[START]

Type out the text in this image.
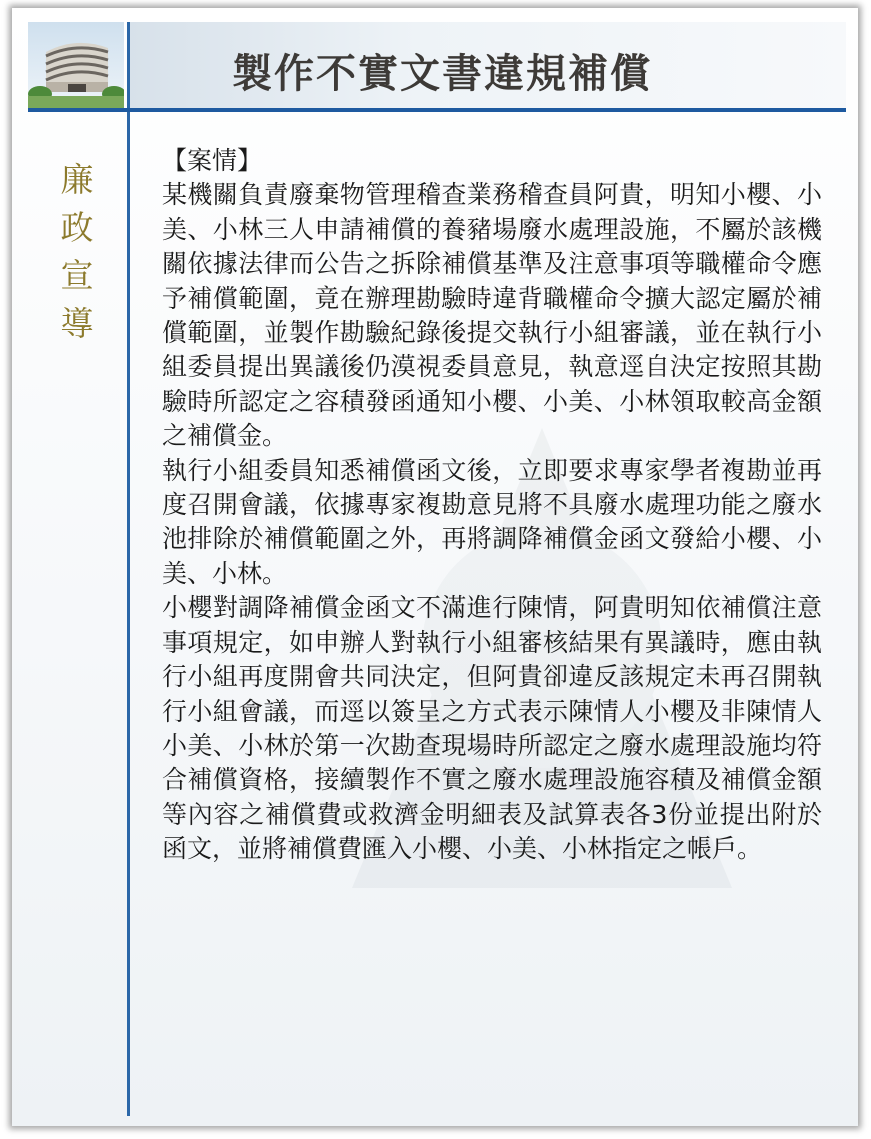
製作不實文書違規補償
廉
政
宣
導
【案情】

某機關負責廢棄物管理稽查業務稽查員阿貴，明知小櫻、小美、小林三人申請補償的養豬場廢水處理設施，不屬於該機關依據法律而公告之拆除補償基準及注意事項等職權命令應予補償範圍，竟在辦理勘驗時違背職權命令擴大認定屬於補償範圍，並製作勘驗紀錄後提交執行小組審議，並在執行小組委員提出異議後仍漠視委員意見，執意逕自決定按照其勘驗時所認定之容積發函通知小櫻、小美、小林領取較高金額之補償金。

執行小組委員知悉補償函文後，立即要求專家學者複勘並再度召開會議，依據專家複勘意見將不具廢水處理功能之廢水池排除於補償範圍之外，再將調降補償金函文發給小櫻、小美、小林。

小櫻對調降補償金函文不滿進行陳情，阿貴明知依補償注意事項規定，如申辦人對執行小組審核結果有異議時，應由執行小組再度開會共同決定，但阿貴卻違反該規定未再召開執行小組會議，而逕以簽呈之方式表示陳情人小櫻及非陳情人小美、小林於第一次勘查現場時所認定之廢水處理設施均符合補償資格，接續製作不實之廢水處理設施容積及補償金額等內容之補償費或救濟金明細表及試算表各3份並提出附於函文，並將補償費匯入小櫻、小美、小林指定之帳戶。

[END]

§ **Exercise task**: Keep every word of the data as it is when you write it out, but drop the pictures.

§ **Solution to the problem**:
Type out the text in this image.
製作不實文書違規補償
廉
政
宣
導
【案情】

某機關負責廢棄物管理稽查業務稽查員阿貴，明知小櫻、小美、小林三人申請補償的養豬場廢水處理設施，不屬於該機關依據法律而公告之拆除補償基準及注意事項等職權命令應予補償範圍，竟在辦理勘驗時違背職權命令擴大認定屬於補償範圍，並製作勘驗紀錄後提交執行小組審議，並在執行小組委員提出異議後仍漠視委員意見，執意逕自決定按照其勘驗時所認定之容積發函通知小櫻、小美、小林領取較高金額之補償金。

執行小組委員知悉補償函文後，立即要求專家學者複勘並再度召開會議，依據專家複勘意見將不具廢水處理功能之廢水池排除於補償範圍之外，再將調降補償金函文發給小櫻、小美、小林。

小櫻對調降補償金函文不滿進行陳情，阿貴明知依補償注意事項規定，如申辦人對執行小組審核結果有異議時，應由執行小組再度開會共同決定，但阿貴卻違反該規定未再召開執行小組會議，而逕以簽呈之方式表示陳情人小櫻及非陳情人小美、小林於第一次勘查現場時所認定之廢水處理設施均符合補償資格，接續製作不實之廢水處理設施容積及補償金額等內容之補償費或救濟金明細表及試算表各3份並提出附於函文，並將補償費匯入小櫻、小美、小林指定之帳戶。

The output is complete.